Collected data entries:

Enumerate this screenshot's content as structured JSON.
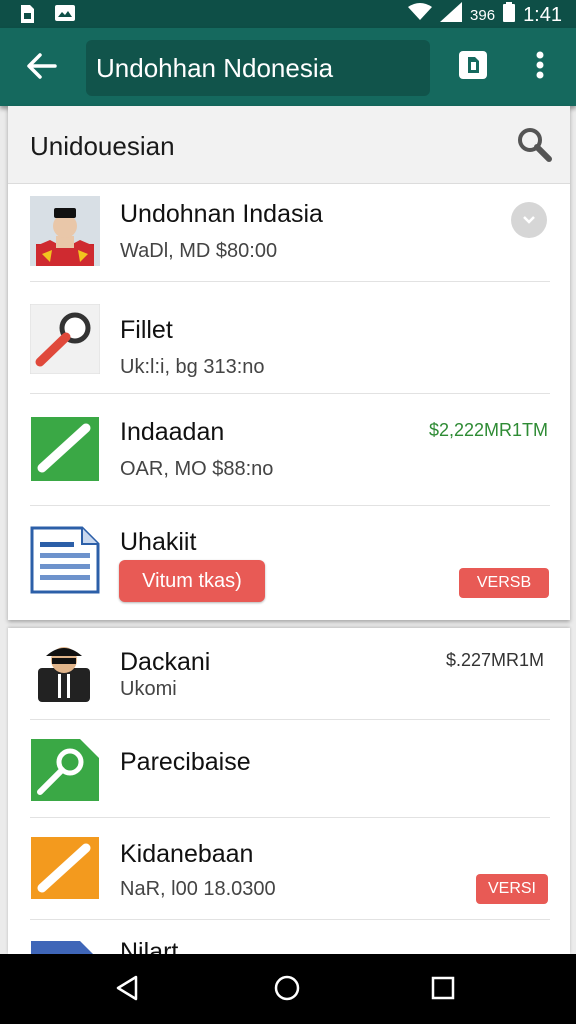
{
  "status_bar": {
    "battery_percent": "396",
    "time": "1:41"
  },
  "app_bar": {
    "title": "Undohhan Ndonesia"
  },
  "search_header": {
    "label": "Unidouesian"
  },
  "list_top": [
    {
      "title": "Undohnan Indasia",
      "subtitle": "WaDl, MD $80:00"
    },
    {
      "title": "Fillet",
      "subtitle": "Uk:l:i, bg 313:no"
    },
    {
      "title": "Indaadan",
      "subtitle": "OAR, MO $88:no",
      "amount": "$2,222MR1TM"
    },
    {
      "title": "Uhakiit",
      "button_label": "Vitum tkas)",
      "tag": "VERSB"
    }
  ],
  "list_bottom": [
    {
      "title": "Dackani",
      "subtitle": "Ukomi",
      "amount": "$.227MR1M"
    },
    {
      "title": "Parecibaise"
    },
    {
      "title": "Kidanebaan",
      "subtitle": "NaR, l00 18.0300",
      "tag": "VERSI"
    },
    {
      "title": "Nilart"
    }
  ],
  "colors": {
    "status_bar": "#0e4f47",
    "app_bar": "#15695e",
    "accent_red": "#e85a55",
    "accent_green": "#2e8b34"
  },
  "icons": {
    "back": "arrow-left-icon",
    "doc": "document-icon",
    "more": "more-vertical-icon",
    "search": "search-icon"
  }
}
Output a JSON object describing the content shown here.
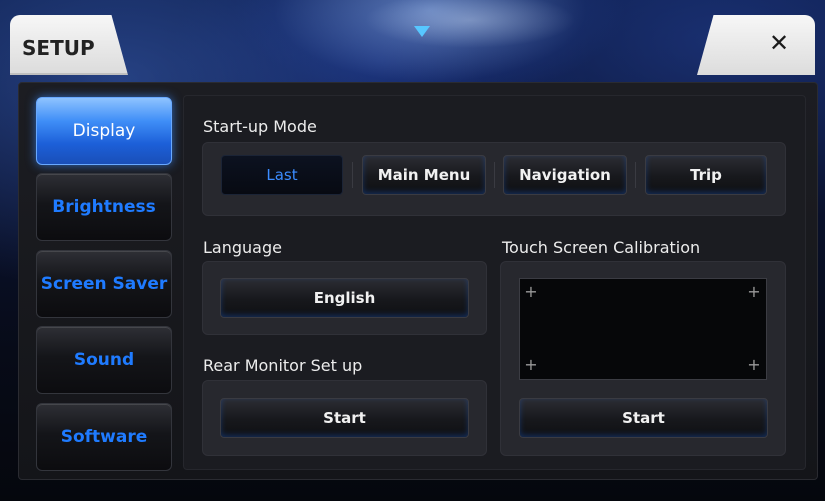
{
  "header": {
    "title": "SETUP",
    "close_label": "✕"
  },
  "sidebar": {
    "items": [
      {
        "label": "Display",
        "active": true
      },
      {
        "label": "Brightness",
        "active": false
      },
      {
        "label": "Screen Saver",
        "active": false
      },
      {
        "label": "Sound",
        "active": false
      },
      {
        "label": "Software",
        "active": false
      }
    ]
  },
  "startup_mode": {
    "title": "Start-up Mode",
    "options": [
      "Last",
      "Main Menu",
      "Navigation",
      "Trip"
    ],
    "selected": "Last"
  },
  "language": {
    "title": "Language",
    "value": "English"
  },
  "rear_monitor": {
    "title": "Rear Monitor Set up",
    "button_label": "Start"
  },
  "calibration": {
    "title": "Touch Screen Calibration",
    "button_label": "Start",
    "mark": "+"
  },
  "colors": {
    "accent": "#1f7bff",
    "active_tab": "#3f8ef7",
    "pulldown": "#57c7ff"
  },
  "icons": [
    "close-icon",
    "pulldown-arrow-icon",
    "calibration-crosshair-icon"
  ]
}
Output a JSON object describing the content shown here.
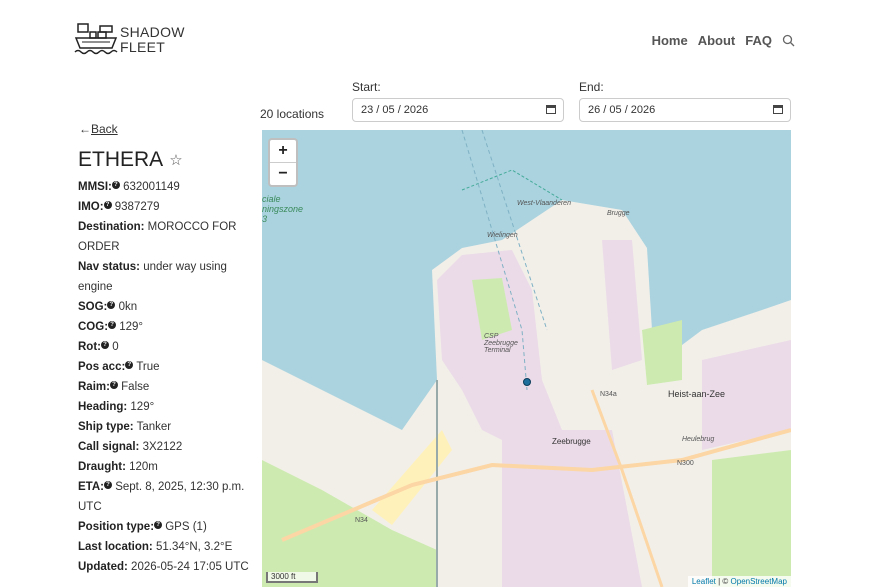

> **Written task**
Extract all the data above exactly, excluding every picture.

> **Exercise answer**
Enumerate this screenshot's content as structured JSON.
{
  "status_bar": {
    "battery_percent": "396",
    "time": "1:41"
  },
  "app_bar": {
    "title": "Undohhan Ndonesia"
  },
  "search_header": {
    "label": "Unidouesian"
  },
  "list_top": [
    {
      "title": "Undohnan Indasia",
      "subtitle": "WaDl, MD $80:00"
    },
    {
      "title": "Fillet",
      "subtitle": "Uk:l:i, bg 313:no"
    },
    {
      "title": "Indaadan",
      "subtitle": "OAR, MO $88:no",
      "amount": "$2,222MR1TM"
    },
    {
      "title": "Uhakiit",
      "button_label": "Vitum tkas)",
      "tag": "VERSB"
    }
  ],
  "list_bottom": [
    {
      "title": "Dackani",
      "subtitle": "Ukomi",
      "amount": "$.227MR1M"
    },
    {
      "title": "Parecibaise"
    },
    {
      "title": "Kidanebaan",
      "subtitle": "NaR, l00 18.0300",
      "tag": "VERSI"
    },
    {
      "title": "Nilart"
    }
  ],
  "colors": {
    "status_bar": "#0e4f47",
    "app_bar": "#15695e",
    "accent_red": "#e85a55",
    "accent_green": "#2e8b34"
  },
  "icons": {
    "back": "arrow-left-icon",
    "doc": "document-icon",
    "more": "more-vertical-icon",
    "search": "search-icon"
  }
}
Output a JSON object describing the content shown here.
{
  "header": {
    "title": "SETUP",
    "close_label": "✕"
  },
  "sidebar": {
    "items": [
      {
        "label": "Display",
        "active": true
      },
      {
        "label": "Brightness",
        "active": false
      },
      {
        "label": "Screen Saver",
        "active": false
      },
      {
        "label": "Sound",
        "active": false
      },
      {
        "label": "Software",
        "active": false
      }
    ]
  },
  "startup_mode": {
    "title": "Start-up Mode",
    "options": [
      "Last",
      "Main Menu",
      "Navigation",
      "Trip"
    ],
    "selected": "Last"
  },
  "language": {
    "title": "Language",
    "value": "English"
  },
  "rear_monitor": {
    "title": "Rear Monitor Set up",
    "button_label": "Start"
  },
  "calibration": {
    "title": "Touch Screen Calibration",
    "button_label": "Start",
    "mark": "+"
  },
  "colors": {
    "accent": "#1f7bff",
    "active_tab": "#3f8ef7",
    "pulldown": "#57c7ff"
  },
  "icons": [
    "close-icon",
    "pulldown-arrow-icon",
    "calibration-crosshair-icon"
  ]
}
Output a JSON object describing the content shown here.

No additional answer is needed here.